**Goal of the exercise**
Retype the material below. Keep every word exactly as it is.

**The data**

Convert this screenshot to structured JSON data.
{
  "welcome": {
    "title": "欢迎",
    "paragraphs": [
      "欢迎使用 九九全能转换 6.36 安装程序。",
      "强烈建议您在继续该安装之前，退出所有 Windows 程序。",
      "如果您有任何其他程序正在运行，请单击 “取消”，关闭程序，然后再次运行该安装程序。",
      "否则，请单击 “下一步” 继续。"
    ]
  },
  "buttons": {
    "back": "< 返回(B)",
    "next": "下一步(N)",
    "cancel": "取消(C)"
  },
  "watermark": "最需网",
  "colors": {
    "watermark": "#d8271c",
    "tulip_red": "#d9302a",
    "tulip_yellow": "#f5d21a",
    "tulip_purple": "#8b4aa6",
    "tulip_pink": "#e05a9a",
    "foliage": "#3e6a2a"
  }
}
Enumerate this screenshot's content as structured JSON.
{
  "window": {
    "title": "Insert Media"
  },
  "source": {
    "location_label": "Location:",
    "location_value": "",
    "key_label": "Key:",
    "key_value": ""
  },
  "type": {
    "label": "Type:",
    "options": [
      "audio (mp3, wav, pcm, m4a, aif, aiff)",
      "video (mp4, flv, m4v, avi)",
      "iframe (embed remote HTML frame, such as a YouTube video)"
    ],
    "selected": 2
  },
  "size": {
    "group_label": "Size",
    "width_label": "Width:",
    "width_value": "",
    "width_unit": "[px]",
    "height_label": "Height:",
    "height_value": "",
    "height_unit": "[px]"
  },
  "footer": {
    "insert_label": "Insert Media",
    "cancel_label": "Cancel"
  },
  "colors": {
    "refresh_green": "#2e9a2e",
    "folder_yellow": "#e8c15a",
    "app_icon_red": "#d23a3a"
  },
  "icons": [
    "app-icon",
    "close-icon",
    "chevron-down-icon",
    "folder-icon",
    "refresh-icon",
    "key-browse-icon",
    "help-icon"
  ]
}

**Task result**
Convert this screenshot to structured JSON data.
{
  "welcome": {
    "title": "欢迎",
    "paragraphs": [
      "欢迎使用 九九全能转换 6.36 安装程序。",
      "强烈建议您在继续该安装之前，退出所有 Windows 程序。",
      "如果您有任何其他程序正在运行，请单击 “取消”，关闭程序，然后再次运行该安装程序。",
      "否则，请单击 “下一步” 继续。"
    ]
  },
  "buttons": {
    "back": "< 返回(B)",
    "next": "下一步(N)",
    "cancel": "取消(C)"
  },
  "watermark": "最需网",
  "colors": {
    "watermark": "#d8271c",
    "tulip_red": "#d9302a",
    "tulip_yellow": "#f5d21a",
    "tulip_purple": "#8b4aa6",
    "tulip_pink": "#e05a9a",
    "foliage": "#3e6a2a"
  }
}
Enumerate this screenshot's content as structured JSON.
{
  "window": {
    "title": "Insert Media"
  },
  "source": {
    "location_label": "Location:",
    "location_value": "",
    "key_label": "Key:",
    "key_value": ""
  },
  "type": {
    "label": "Type:",
    "options": [
      "audio (mp3, wav, pcm, m4a, aif, aiff)",
      "video (mp4, flv, m4v, avi)",
      "iframe (embed remote HTML frame, such as a YouTube video)"
    ],
    "selected": 2
  },
  "size": {
    "group_label": "Size",
    "width_label": "Width:",
    "width_value": "",
    "width_unit": "[px]",
    "height_label": "Height:",
    "height_value": "",
    "height_unit": "[px]"
  },
  "footer": {
    "insert_label": "Insert Media",
    "cancel_label": "Cancel"
  },
  "colors": {
    "refresh_green": "#2e9a2e",
    "folder_yellow": "#e8c15a",
    "app_icon_red": "#d23a3a"
  },
  "icons": [
    "app-icon",
    "close-icon",
    "chevron-down-icon",
    "folder-icon",
    "refresh-icon",
    "key-browse-icon",
    "help-icon"
  ]
}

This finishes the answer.